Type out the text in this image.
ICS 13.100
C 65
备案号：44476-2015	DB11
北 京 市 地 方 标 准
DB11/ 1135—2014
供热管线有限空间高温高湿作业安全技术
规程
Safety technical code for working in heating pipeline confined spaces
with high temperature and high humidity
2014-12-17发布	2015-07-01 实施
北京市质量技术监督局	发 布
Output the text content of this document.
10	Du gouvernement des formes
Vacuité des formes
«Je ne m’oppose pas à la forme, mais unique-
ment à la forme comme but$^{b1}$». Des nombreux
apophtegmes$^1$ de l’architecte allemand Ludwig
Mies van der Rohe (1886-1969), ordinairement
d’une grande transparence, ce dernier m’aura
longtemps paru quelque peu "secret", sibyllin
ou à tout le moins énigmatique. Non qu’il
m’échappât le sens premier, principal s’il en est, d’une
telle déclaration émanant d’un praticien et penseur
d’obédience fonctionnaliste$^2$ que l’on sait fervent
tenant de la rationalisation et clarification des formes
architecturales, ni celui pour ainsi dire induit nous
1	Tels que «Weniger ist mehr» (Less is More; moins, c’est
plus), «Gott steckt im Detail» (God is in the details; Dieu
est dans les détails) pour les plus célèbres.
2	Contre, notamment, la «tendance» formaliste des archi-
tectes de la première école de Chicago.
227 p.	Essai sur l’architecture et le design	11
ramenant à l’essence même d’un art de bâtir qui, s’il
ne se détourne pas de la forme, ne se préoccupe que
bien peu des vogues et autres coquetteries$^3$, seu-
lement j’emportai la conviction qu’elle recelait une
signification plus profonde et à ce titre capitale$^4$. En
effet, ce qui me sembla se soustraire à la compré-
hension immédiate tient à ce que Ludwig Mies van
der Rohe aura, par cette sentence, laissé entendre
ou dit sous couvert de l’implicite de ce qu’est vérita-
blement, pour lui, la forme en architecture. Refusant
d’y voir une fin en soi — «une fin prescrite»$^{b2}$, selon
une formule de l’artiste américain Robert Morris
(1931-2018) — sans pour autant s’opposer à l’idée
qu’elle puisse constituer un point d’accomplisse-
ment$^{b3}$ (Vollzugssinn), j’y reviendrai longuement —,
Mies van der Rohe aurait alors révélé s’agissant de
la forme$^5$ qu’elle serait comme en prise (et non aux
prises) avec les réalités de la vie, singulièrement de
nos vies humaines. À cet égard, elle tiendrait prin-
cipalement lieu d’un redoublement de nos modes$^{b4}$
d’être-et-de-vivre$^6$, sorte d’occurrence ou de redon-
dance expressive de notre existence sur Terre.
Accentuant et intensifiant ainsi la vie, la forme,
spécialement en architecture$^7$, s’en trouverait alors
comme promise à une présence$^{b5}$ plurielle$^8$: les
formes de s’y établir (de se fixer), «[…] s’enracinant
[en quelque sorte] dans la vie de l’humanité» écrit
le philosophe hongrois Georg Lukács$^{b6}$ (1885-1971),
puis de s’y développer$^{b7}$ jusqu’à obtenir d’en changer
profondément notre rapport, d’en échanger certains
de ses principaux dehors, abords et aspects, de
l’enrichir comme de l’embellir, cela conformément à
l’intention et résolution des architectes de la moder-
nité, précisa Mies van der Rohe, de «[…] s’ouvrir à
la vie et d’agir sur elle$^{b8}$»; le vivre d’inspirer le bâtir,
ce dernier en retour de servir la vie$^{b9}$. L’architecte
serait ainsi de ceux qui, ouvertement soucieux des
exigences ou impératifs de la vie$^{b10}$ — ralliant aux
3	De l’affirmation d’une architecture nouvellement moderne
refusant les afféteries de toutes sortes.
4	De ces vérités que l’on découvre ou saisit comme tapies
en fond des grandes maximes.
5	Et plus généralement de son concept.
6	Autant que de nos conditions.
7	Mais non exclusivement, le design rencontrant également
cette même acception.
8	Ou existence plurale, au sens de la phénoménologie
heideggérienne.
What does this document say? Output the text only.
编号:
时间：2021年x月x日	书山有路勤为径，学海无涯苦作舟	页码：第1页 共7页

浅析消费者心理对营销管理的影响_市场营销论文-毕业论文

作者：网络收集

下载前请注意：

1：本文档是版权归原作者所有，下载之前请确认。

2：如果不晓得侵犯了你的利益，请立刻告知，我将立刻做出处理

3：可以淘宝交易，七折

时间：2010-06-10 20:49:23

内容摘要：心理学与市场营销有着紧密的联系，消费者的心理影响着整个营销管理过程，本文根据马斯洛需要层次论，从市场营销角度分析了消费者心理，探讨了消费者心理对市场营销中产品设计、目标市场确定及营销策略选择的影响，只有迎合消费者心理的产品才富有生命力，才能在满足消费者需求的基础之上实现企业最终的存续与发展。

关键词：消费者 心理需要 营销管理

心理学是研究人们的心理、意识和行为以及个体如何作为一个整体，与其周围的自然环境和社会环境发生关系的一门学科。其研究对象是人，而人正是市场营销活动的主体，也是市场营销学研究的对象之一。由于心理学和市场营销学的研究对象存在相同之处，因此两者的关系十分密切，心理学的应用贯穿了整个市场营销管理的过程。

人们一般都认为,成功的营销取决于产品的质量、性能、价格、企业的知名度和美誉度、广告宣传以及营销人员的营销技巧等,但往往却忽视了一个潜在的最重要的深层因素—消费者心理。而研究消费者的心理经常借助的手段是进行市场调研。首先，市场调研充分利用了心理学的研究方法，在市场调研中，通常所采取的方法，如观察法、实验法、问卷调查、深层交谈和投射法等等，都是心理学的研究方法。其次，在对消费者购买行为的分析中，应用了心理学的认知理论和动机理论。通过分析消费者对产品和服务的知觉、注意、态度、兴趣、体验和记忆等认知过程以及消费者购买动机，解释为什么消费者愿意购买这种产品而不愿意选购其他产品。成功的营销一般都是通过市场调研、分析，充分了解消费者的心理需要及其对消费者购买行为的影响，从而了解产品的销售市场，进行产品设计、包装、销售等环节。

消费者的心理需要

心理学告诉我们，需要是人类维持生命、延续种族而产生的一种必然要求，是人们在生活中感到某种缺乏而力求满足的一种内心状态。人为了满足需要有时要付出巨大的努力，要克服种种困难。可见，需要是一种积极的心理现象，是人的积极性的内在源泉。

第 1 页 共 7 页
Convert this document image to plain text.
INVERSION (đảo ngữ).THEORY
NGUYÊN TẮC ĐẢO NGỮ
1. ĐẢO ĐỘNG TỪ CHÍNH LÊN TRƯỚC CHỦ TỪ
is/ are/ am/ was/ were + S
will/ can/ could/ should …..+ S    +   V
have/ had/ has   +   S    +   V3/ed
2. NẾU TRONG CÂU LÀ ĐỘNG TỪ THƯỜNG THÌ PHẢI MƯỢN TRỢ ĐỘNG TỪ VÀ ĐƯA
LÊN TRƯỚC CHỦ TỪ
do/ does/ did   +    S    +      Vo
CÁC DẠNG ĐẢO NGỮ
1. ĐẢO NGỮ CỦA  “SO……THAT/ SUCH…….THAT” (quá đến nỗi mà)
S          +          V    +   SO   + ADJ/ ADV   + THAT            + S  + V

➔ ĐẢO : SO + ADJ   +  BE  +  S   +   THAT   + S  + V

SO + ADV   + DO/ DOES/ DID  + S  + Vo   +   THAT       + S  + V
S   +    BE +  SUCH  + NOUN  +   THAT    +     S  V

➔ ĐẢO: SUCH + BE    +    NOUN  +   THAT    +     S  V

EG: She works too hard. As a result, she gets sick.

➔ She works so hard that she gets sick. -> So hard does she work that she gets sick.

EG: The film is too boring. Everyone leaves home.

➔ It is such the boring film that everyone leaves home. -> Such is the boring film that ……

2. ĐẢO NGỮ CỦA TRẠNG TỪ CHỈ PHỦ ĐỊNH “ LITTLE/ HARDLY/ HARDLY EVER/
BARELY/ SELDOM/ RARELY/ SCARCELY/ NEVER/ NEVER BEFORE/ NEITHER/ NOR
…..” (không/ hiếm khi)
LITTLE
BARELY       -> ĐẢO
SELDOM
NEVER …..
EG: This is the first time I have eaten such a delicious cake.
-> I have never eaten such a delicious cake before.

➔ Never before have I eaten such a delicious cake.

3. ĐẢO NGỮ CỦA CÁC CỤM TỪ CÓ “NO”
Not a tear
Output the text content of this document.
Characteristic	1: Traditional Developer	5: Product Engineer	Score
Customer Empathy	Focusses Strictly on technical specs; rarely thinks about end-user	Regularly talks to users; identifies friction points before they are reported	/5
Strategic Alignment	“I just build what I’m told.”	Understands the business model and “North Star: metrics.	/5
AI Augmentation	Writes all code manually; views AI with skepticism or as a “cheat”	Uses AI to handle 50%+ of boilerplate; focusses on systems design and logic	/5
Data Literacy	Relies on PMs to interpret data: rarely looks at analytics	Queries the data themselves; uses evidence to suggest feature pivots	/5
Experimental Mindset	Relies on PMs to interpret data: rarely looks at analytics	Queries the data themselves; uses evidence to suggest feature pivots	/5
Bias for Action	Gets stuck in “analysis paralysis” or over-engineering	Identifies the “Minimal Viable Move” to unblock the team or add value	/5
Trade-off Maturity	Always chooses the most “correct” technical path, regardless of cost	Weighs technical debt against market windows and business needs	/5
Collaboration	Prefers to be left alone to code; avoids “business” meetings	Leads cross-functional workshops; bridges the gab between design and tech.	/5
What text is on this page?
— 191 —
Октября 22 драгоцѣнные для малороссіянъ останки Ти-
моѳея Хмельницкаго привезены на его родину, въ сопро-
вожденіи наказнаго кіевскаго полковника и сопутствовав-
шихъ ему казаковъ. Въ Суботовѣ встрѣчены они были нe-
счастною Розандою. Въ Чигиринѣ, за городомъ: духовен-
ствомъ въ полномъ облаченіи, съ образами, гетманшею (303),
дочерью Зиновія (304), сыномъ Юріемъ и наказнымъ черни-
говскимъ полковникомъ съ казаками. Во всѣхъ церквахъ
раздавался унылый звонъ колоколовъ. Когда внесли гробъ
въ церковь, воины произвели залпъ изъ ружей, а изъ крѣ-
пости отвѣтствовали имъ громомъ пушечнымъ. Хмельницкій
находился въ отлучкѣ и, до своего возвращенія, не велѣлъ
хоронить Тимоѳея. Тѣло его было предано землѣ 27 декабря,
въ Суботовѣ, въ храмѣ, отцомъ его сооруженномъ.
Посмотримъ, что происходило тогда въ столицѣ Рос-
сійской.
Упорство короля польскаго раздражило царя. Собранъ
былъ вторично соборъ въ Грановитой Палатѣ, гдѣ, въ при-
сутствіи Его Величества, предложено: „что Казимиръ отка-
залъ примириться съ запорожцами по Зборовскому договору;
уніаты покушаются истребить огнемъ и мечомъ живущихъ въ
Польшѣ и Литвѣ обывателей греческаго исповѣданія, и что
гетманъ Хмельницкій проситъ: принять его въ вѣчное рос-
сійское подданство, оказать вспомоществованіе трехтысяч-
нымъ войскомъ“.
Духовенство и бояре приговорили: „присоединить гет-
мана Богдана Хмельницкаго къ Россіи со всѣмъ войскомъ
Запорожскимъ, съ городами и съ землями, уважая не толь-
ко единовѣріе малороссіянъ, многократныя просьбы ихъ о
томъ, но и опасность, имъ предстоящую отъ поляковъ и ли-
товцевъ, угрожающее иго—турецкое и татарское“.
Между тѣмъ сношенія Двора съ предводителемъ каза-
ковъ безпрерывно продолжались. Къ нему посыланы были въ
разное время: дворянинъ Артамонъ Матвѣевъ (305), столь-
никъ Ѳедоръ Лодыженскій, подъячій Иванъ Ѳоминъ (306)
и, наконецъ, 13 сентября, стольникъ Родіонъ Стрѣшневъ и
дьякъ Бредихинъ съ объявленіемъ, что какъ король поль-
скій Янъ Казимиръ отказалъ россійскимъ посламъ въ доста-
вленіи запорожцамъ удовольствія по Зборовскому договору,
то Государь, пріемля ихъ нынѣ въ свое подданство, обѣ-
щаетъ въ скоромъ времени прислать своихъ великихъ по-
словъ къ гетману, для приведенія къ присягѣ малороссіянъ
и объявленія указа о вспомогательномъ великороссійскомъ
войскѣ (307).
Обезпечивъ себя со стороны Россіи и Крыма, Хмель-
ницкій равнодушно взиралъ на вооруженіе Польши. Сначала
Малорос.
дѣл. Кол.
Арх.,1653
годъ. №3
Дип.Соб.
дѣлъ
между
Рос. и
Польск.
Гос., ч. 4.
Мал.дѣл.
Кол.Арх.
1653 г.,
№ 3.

◇ ◇ ◇ ◇ ◇ ◇ ◇

Pick out the lines that include the word "договору" and write them out.

### Solution to this task
залъ примириться съ запорожцами по Зборовскому договору;
вленіи запорожцамъ удовольствія по Зборовскому договору,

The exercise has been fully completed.